#### [STATED GOAL]
Return the listing below word for word.

#### [RECORDS SUPPLIED]
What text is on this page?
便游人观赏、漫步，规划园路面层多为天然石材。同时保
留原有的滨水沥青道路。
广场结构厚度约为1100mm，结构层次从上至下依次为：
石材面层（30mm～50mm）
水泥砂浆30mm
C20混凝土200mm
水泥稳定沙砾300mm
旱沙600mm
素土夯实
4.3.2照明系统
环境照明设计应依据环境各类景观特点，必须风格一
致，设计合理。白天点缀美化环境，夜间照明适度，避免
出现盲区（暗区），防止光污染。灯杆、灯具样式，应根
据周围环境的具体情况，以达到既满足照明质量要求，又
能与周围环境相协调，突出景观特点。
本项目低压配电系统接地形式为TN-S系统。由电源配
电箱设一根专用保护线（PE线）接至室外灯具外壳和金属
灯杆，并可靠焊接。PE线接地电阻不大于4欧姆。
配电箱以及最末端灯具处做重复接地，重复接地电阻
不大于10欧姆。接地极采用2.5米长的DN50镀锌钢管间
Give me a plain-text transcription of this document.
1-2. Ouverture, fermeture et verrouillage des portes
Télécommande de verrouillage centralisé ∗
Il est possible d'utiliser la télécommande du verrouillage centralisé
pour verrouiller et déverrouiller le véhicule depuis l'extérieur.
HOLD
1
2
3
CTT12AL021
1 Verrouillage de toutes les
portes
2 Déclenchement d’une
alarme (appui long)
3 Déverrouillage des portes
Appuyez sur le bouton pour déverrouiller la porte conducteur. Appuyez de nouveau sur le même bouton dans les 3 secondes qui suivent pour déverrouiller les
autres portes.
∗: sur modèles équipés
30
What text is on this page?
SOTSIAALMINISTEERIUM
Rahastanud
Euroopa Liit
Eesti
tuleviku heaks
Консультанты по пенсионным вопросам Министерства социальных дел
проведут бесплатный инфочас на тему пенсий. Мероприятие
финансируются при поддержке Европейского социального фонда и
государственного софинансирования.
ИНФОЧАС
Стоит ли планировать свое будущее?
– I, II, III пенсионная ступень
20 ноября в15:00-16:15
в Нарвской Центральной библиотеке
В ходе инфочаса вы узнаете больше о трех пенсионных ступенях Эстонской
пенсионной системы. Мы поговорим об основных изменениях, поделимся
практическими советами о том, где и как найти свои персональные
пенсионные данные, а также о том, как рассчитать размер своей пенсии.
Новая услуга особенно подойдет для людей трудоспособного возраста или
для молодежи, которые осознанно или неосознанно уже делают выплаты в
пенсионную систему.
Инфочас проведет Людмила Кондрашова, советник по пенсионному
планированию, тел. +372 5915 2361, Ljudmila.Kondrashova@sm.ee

#### [ANSWER TO THE EXERCISE]
What text is on this page?
便游人观赏、漫步，规划园路面层多为天然石材。同时保
留原有的滨水沥青道路。
广场结构厚度约为1100mm，结构层次从上至下依次为：
石材面层（30mm～50mm）
水泥砂浆30mm
C20混凝土200mm
水泥稳定沙砾300mm
旱沙600mm
素土夯实
4.3.2照明系统
环境照明设计应依据环境各类景观特点，必须风格一
致，设计合理。白天点缀美化环境，夜间照明适度，避免
出现盲区（暗区），防止光污染。灯杆、灯具样式，应根
据周围环境的具体情况，以达到既满足照明质量要求，又
能与周围环境相协调，突出景观特点。
本项目低压配电系统接地形式为TN-S系统。由电源配
电箱设一根专用保护线（PE线）接至室外灯具外壳和金属
灯杆，并可靠焊接。PE线接地电阻不大于4欧姆。
配电箱以及最末端灯具处做重复接地，重复接地电阻
不大于10欧姆。接地极采用2.5米长的DN50镀锌钢管间
Give me a plain-text transcription of this document.
1-2. Ouverture, fermeture et verrouillage des portes
Télécommande de verrouillage centralisé ∗
Il est possible d'utiliser la télécommande du verrouillage centralisé
pour verrouiller et déverrouiller le véhicule depuis l'extérieur.
HOLD
1
2
3
CTT12AL021
1 Verrouillage de toutes les
portes
2 Déclenchement d’une
alarme (appui long)
3 Déverrouillage des portes
Appuyez sur le bouton pour déverrouiller la porte conducteur. Appuyez de nouveau sur le même bouton dans les 3 secondes qui suivent pour déverrouiller les
autres portes.
∗: sur modèles équipés
30
What text is on this page?
SOTSIAALMINISTEERIUM
Rahastanud
Euroopa Liit
Eesti
tuleviku heaks
Консультанты по пенсионным вопросам Министерства социальных дел
проведут бесплатный инфочас на тему пенсий. Мероприятие
финансируются при поддержке Европейского социального фонда и
государственного софинансирования.
ИНФОЧАС
Стоит ли планировать свое будущее?
– I, II, III пенсионная ступень
20 ноября в15:00-16:15
в Нарвской Центральной библиотеке
В ходе инфочаса вы узнаете больше о трех пенсионных ступенях Эстонской
пенсионной системы. Мы поговорим об основных изменениях, поделимся
практическими советами о том, где и как найти свои персональные
пенсионные данные, а также о том, как рассчитать размер своей пенсии.
Новая услуга особенно подойдет для людей трудоспособного возраста или
для молодежи, которые осознанно или неосознанно уже делают выплаты в
пенсионную систему.
Инфочас проведет Людмила Кондрашова, советник по пенсионному
планированию, тел. +372 5915 2361, Ljudmila.Kondrashova@sm.ee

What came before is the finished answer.